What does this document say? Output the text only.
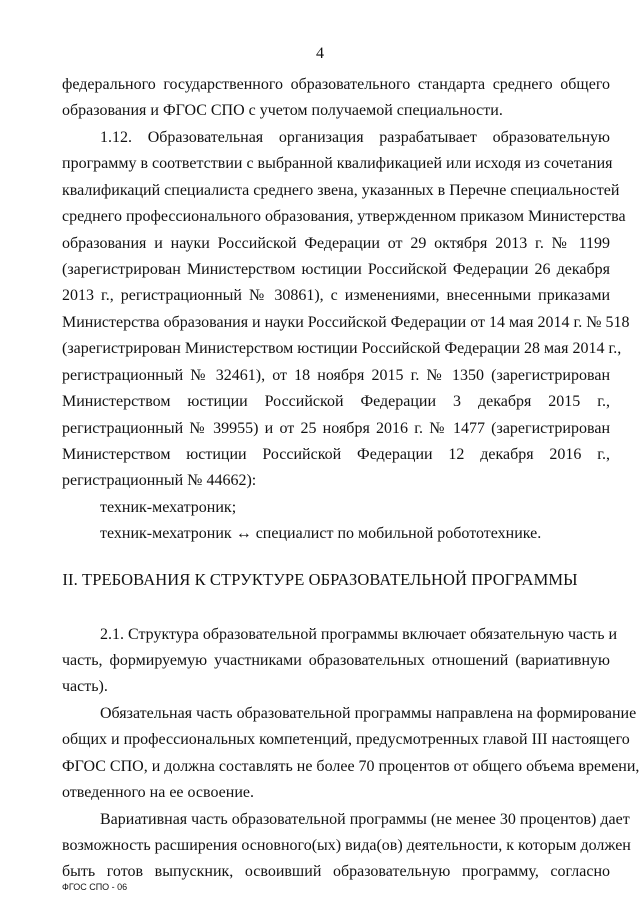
4
федерального государственного образовательного стандарта среднего общего
образования и ФГОС СПО с учетом получаемой специальности.
1.12. Образовательная организация разрабатывает образовательную
программу в соответствии с выбранной квалификацией или исходя из сочетания
квалификаций специалиста среднего звена, указанных в Перечне специальностей
среднего профессионального образования, утвержденном приказом Министерства
образования и науки Российской Федерации от 29 октября 2013 г. № 1199
(зарегистрирован Министерством юстиции Российской Федерации 26 декабря
2013 г., регистрационный № 30861), с изменениями, внесенными приказами
Министерства образования и науки Российской Федерации от 14 мая 2014 г. № 518
(зарегистрирован Министерством юстиции Российской Федерации 28 мая 2014 г.,
регистрационный № 32461), от 18 ноября 2015 г. № 1350 (зарегистрирован
Министерством юстиции Российской Федерации 3 декабря 2015 г.,
регистрационный № 39955) и от 25 ноября 2016 г. № 1477 (зарегистрирован
Министерством юстиции Российской Федерации 12 декабря 2016 г.,
регистрационный № 44662):
техник-мехатроник;
техник-мехатроник ↔ специалист по мобильной робототехнике.
II. ТРЕБОВАНИЯ К СТРУКТУРЕ ОБРАЗОВАТЕЛЬНОЙ ПРОГРАММЫ
2.1. Структура образовательной программы включает обязательную часть и
часть, формируемую участниками образовательных отношений (вариативную
часть).
Обязательная часть образовательной программы направлена на формирование
общих и профессиональных компетенций, предусмотренных главой III настоящего
ФГОС СПО, и должна составлять не более 70 процентов от общего объема времени,
отведенного на ее освоение.
Вариативная часть образовательной программы (не менее 30 процентов) дает
возможность расширения основного(ых) вида(ов) деятельности, к которым должен
быть готов выпускник, освоивший образовательную программу, согласно
ФГОС СПО - 06
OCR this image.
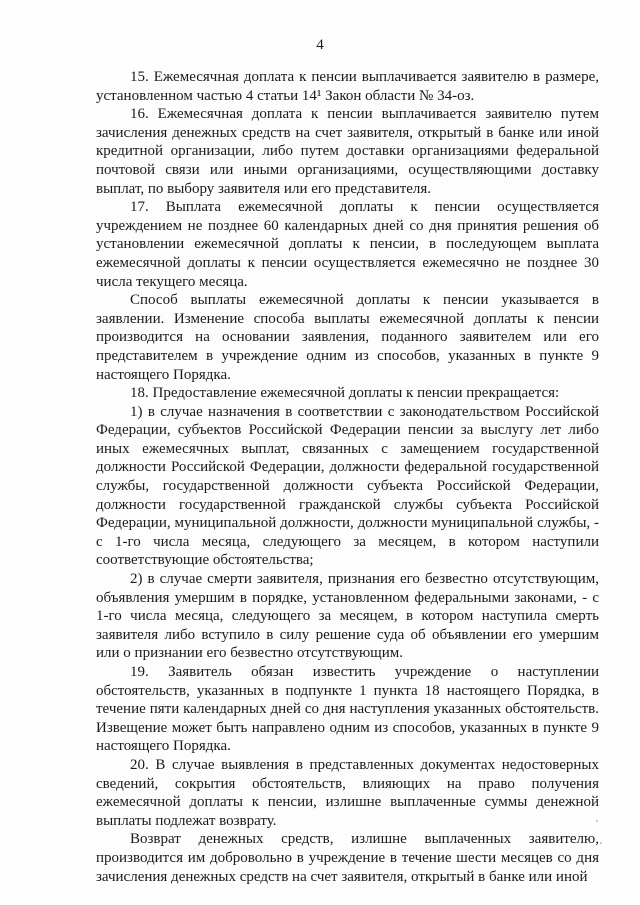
4

15. Ежемесячная доплата к пенсии выплачивается заявителю в размере, установленном частью 4 статьи 14¹ Закон области № 34-оз.

16. Ежемесячная доплата к пенсии выплачивается заявителю путем зачисления денежных средств на счет заявителя, открытый в банке или иной кредитной организации, либо путем доставки организациями федеральной почтовой связи или иными организациями, осуществляющими доставку выплат, по выбору заявителя или его представителя.

17. Выплата ежемесячной доплаты к пенсии осуществляется учреждением не позднее 60 календарных дней со дня принятия решения об установлении ежемесячной доплаты к пенсии, в последующем выплата ежемесячной доплаты к пенсии осуществляется ежемесячно не позднее 30 числа текущего месяца.

Способ выплаты ежемесячной доплаты к пенсии указывается в заявлении. Изменение способа выплаты ежемесячной доплаты к пенсии производится на основании заявления, поданного заявителем или его представителем в учреждение одним из способов, указанных в пункте 9 настоящего Порядка.

18. Предоставление ежемесячной доплаты к пенсии прекращается:

1) в случае назначения в соответствии с законодательством Российской Федерации, субъектов Российской Федерации пенсии за выслугу лет либо иных ежемесячных выплат, связанных с замещением государственной должности Российской Федерации, должности федеральной государственной службы, государственной должности субъекта Российской Федерации, должности государственной гражданской службы субъекта Российской Федерации, муниципальной должности, должности муниципальной службы, - с 1-го числа месяца, следующего за месяцем, в котором наступили соответствующие обстоятельства;

2) в случае смерти заявителя, признания его безвестно отсутствующим, объявления умершим в порядке, установленном федеральными законами, - с 1-го числа месяца, следующего за месяцем, в котором наступила смерть заявителя либо вступило в силу решение суда об объявлении его умершим или о признании его безвестно отсутствующим.

19. Заявитель обязан известить учреждение о наступлении обстоятельств, указанных в подпункте 1 пункта 18 настоящего Порядка, в течение пяти календарных дней со дня наступления указанных обстоятельств. Извещение может быть направлено одним из способов, указанных в пункте 9 настоящего Порядка.

20. В случае выявления в представленных документах недостоверных сведений, сокрытия обстоятельств, влияющих на право получения ежемесячной доплаты к пенсии, излишне выплаченные суммы денежной выплаты подлежат возврату.

Возврат денежных средств, излишне выплаченных заявителю, производится им добровольно в учреждение в течение шести месяцев со дня зачисления денежных средств на счет заявителя, открытый в банке или иной
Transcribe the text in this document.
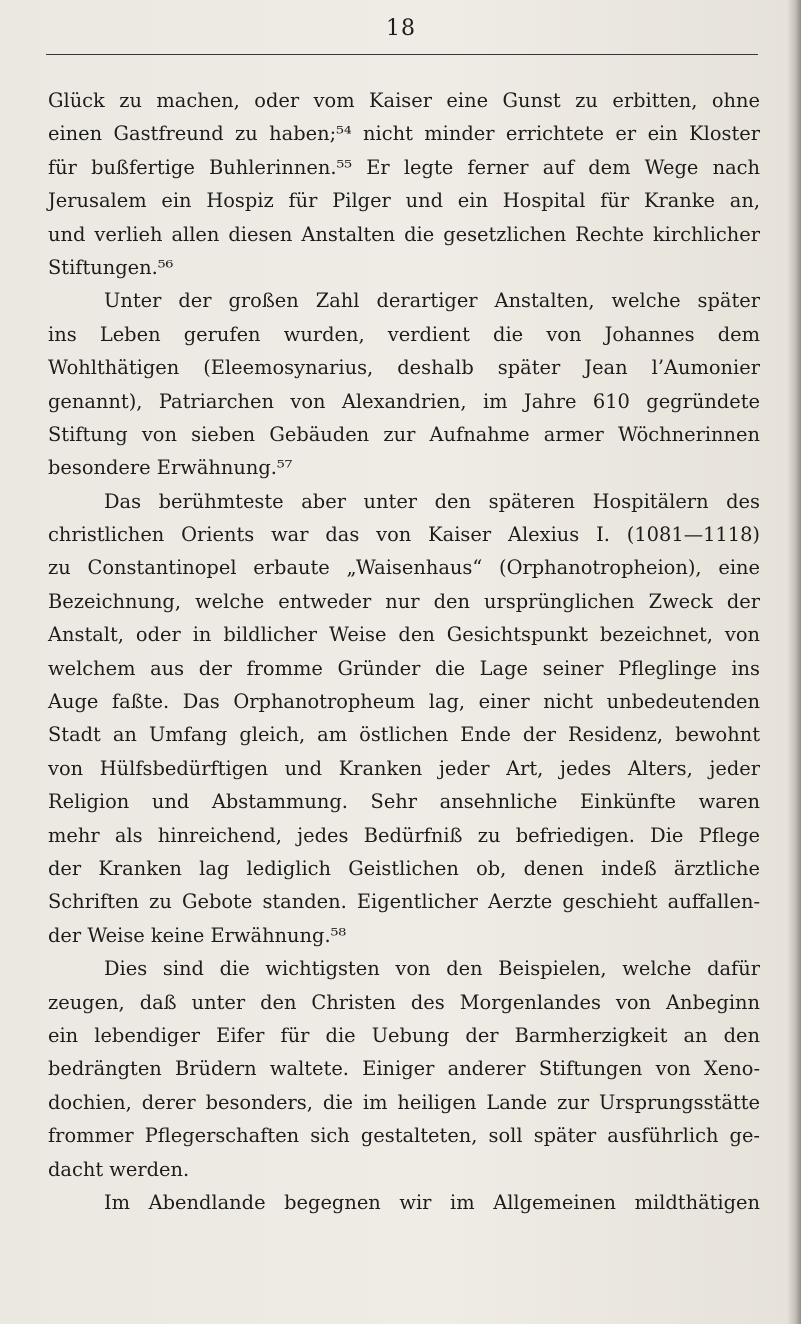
18
Glück zu machen, oder vom Kaiser eine Gunst zu erbitten, ohne
einen Gastfreund zu haben;⁵⁴ nicht minder errichtete er ein Kloster
für bußfertige Buhlerinnen.⁵⁵ Er legte ferner auf dem Wege nach
Jerusalem ein Hospiz für Pilger und ein Hospital für Kranke an,
und verlieh allen diesen Anstalten die gesetzlichen Rechte kirchlicher
Stiftungen.⁵⁶
Unter der großen Zahl derartiger Anstalten, welche später
ins Leben gerufen wurden, verdient die von Johannes dem
Wohlthätigen (Eleemosynarius, deshalb später Jean l’Aumonier
genannt), Patriarchen von Alexandrien, im Jahre 610 gegründete
Stiftung von sieben Gebäuden zur Aufnahme armer Wöchnerinnen
besondere Erwähnung.⁵⁷
Das berühmteste aber unter den späteren Hospitälern des
christlichen Orients war das von Kaiser Alexius I. (1081—1118)
zu Constantinopel erbaute „Waisenhaus“ (Orphanotropheion), eine
Bezeichnung, welche entweder nur den ursprünglichen Zweck der
Anstalt, oder in bildlicher Weise den Gesichtspunkt bezeichnet, von
welchem aus der fromme Gründer die Lage seiner Pfleglinge ins
Auge faßte. Das Orphanotropheum lag, einer nicht unbedeutenden
Stadt an Umfang gleich, am östlichen Ende der Residenz, bewohnt
von Hülfsbedürftigen und Kranken jeder Art, jedes Alters, jeder
Religion und Abstammung. Sehr ansehnliche Einkünfte waren
mehr als hinreichend, jedes Bedürfniß zu befriedigen. Die Pflege
der Kranken lag lediglich Geistlichen ob, denen indeß ärztliche
Schriften zu Gebote standen. Eigentlicher Aerzte geschieht auffallen-
der Weise keine Erwähnung.⁵⁸
Dies sind die wichtigsten von den Beispielen, welche dafür
zeugen, daß unter den Christen des Morgenlandes von Anbeginn
ein lebendiger Eifer für die Uebung der Barmherzigkeit an den
bedrängten Brüdern waltete. Einiger anderer Stiftungen von Xeno-
dochien, derer besonders, die im heiligen Lande zur Ursprungsstätte
frommer Pflegerschaften sich gestalteten, soll später ausführlich ge-
dacht werden.
Im Abendlande begegnen wir im Allgemeinen mildthätigen
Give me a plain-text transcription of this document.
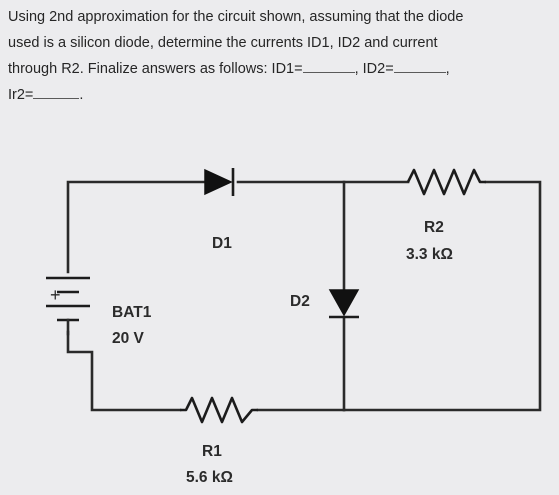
Using 2nd approximation for the circuit shown, assuming that the diode
used is a silicon diode, determine the currents ID1, ID2 and current
through R2. Finalize answers as follows: ID1=	, ID2=	,
Ir2=	.
+
BAT1
20 V
D1
R2
3.3 kΩ
D2
R1
5.6 kΩ
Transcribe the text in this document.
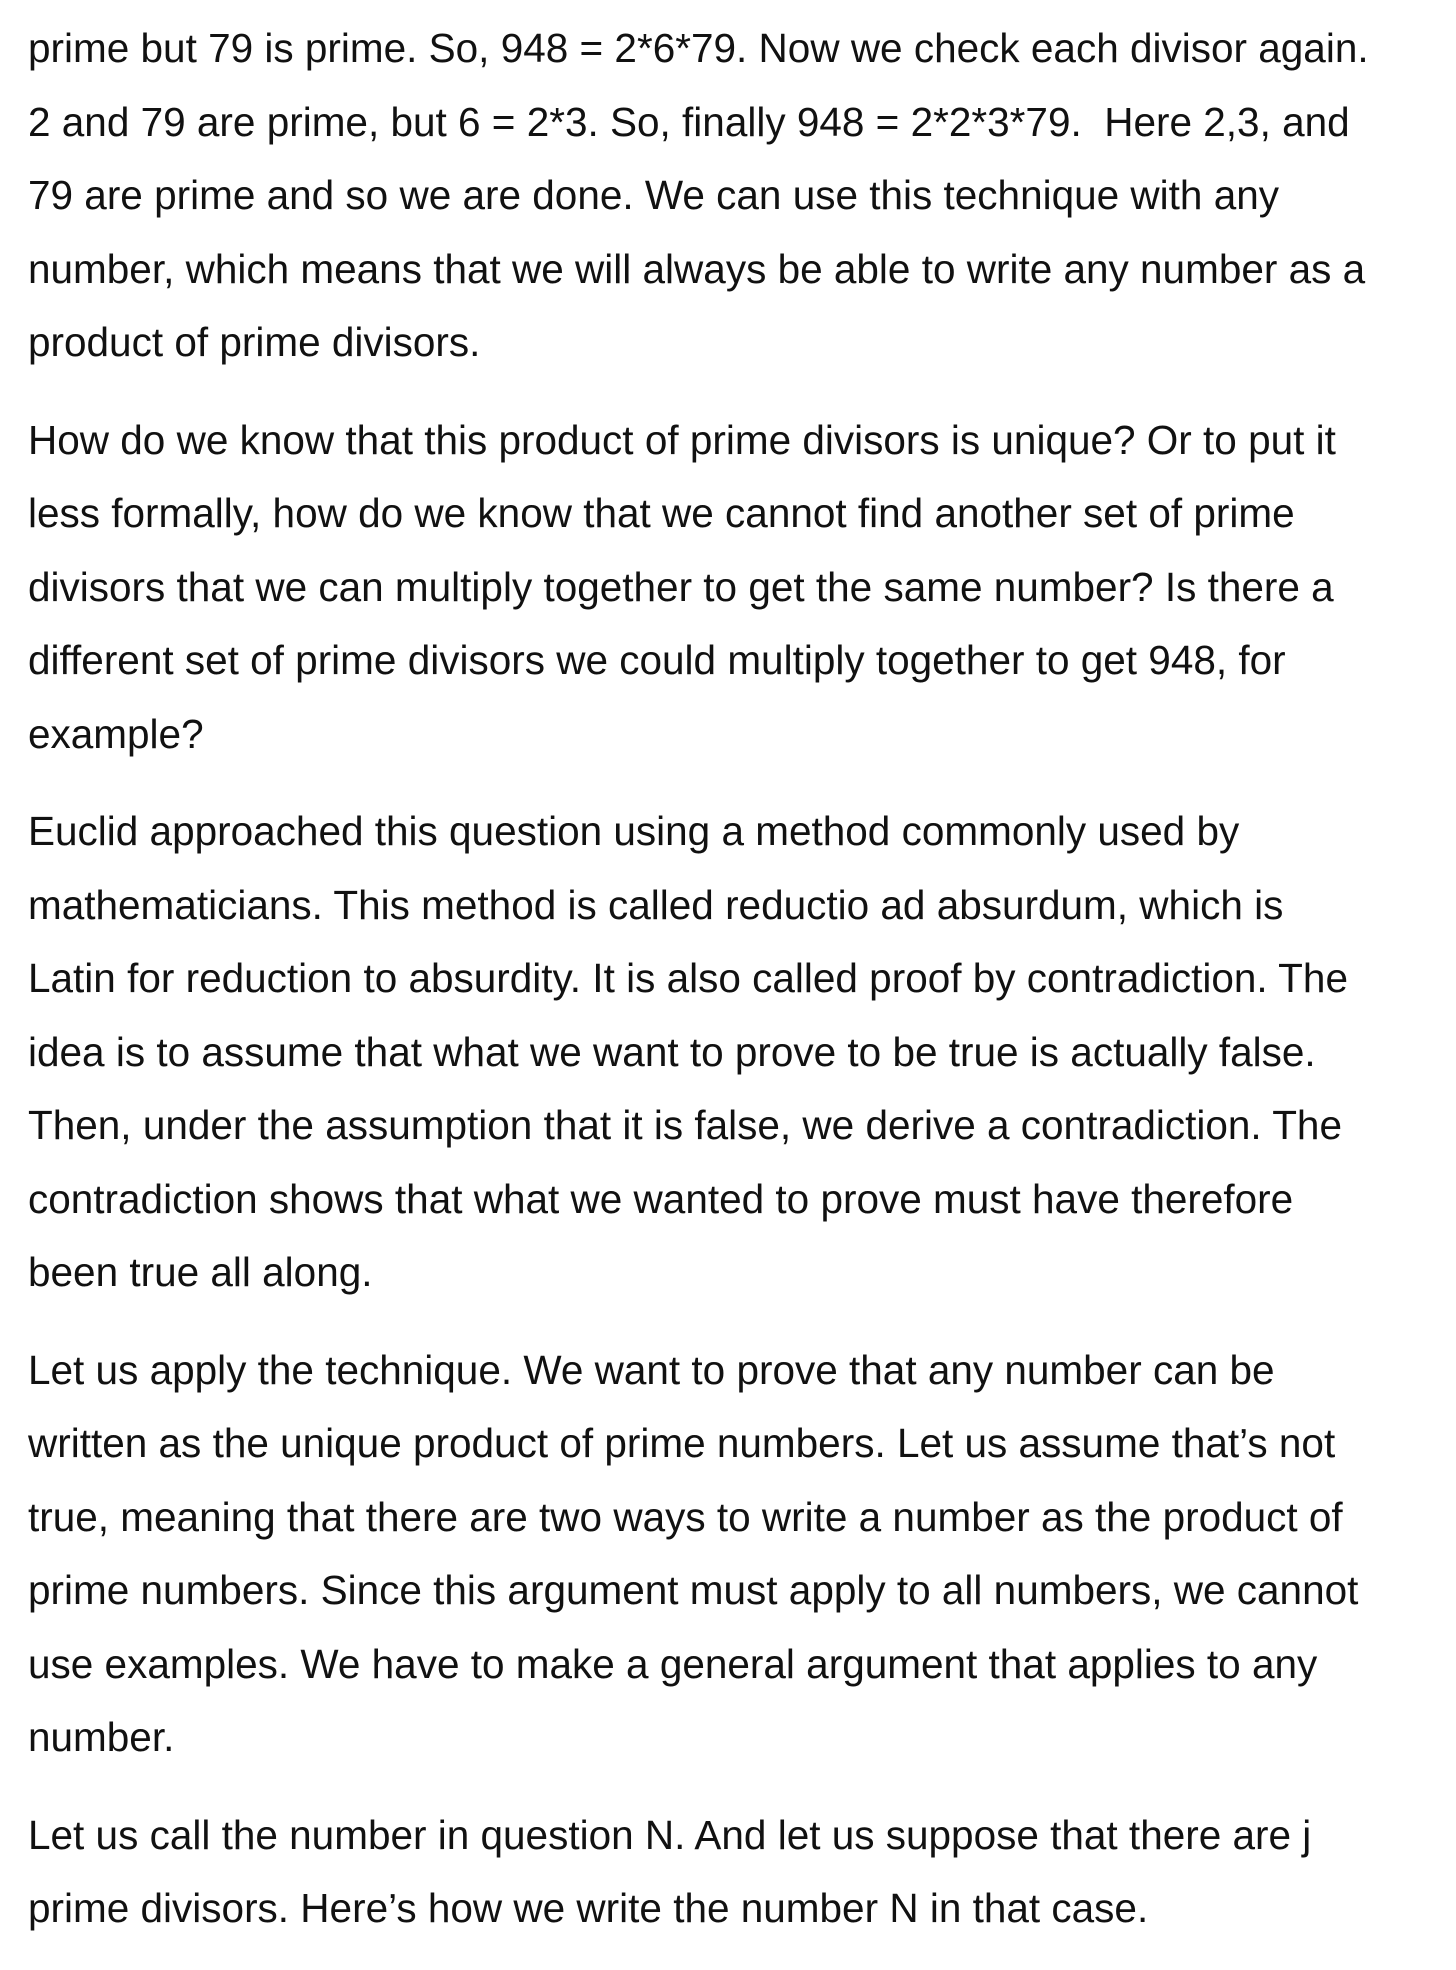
prime but 79 is prime. So, 948 = 2*6*79. Now we check each divisor again.
2 and 79 are prime, but 6 = 2*3. So, finally 948 = 2*2*3*79.  Here 2,3, and
79 are prime and so we are done. We can use this technique with any
number, which means that we will always be able to write any number as a
product of prime divisors.

How do we know that this product of prime divisors is unique? Or to put it
less formally, how do we know that we cannot find another set of prime
divisors that we can multiply together to get the same number? Is there a
different set of prime divisors we could multiply together to get 948, for
example?

Euclid approached this question using a method commonly used by
mathematicians. This method is called reductio ad absurdum, which is
Latin for reduction to absurdity. It is also called proof by contradiction. The
idea is to assume that what we want to prove to be true is actually false.
Then, under the assumption that it is false, we derive a contradiction. The
contradiction shows that what we wanted to prove must have therefore
been true all along.

Let us apply the technique. We want to prove that any number can be
written as the unique product of prime numbers. Let us assume that’s not
true, meaning that there are two ways to write a number as the product of
prime numbers. Since this argument must apply to all numbers, we cannot
use examples. We have to make a general argument that applies to any
number.

Let us call the number in question N. And let us suppose that there are j
prime divisors. Here’s how we write the number N in that case.
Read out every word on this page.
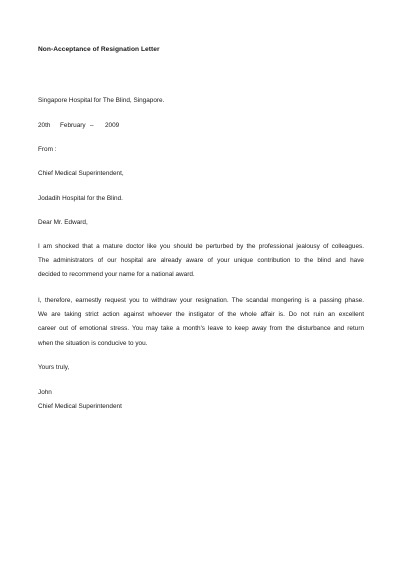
Non-Acceptance of Resignation Letter
Singapore Hospital for The Blind, Singapore.
20th February – 2009
From :
Chief Medical Superintendent,
Jodadih Hospital for the Blind.
Dear Mr. Edward,
I am shocked that a mature doctor like you should be perturbed by the professional jealousy of colleagues.
The administrators of our hospital are already aware of your unique contribution to the blind and have
decided to recommend your name for a national award.
I, therefore, earnestly request you to withdraw your resignation. The scandal mongering is a passing phase.
We are taking strict action against whoever the instigator of the whole affair is. Do not ruin an excellent
career out of emotional stress. You may take a month's leave to keep away from the disturbance and return
when the situation is conducive to you.
Yours truly,
John
Chief Medical Superintendent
........
What this task involves> Check every line of the data above for the string "method", and copy those that have it.

Exercise response>
Euclid approached this question using a method commonly used by
mathematicians. This method is called reductio ad absurdum, which is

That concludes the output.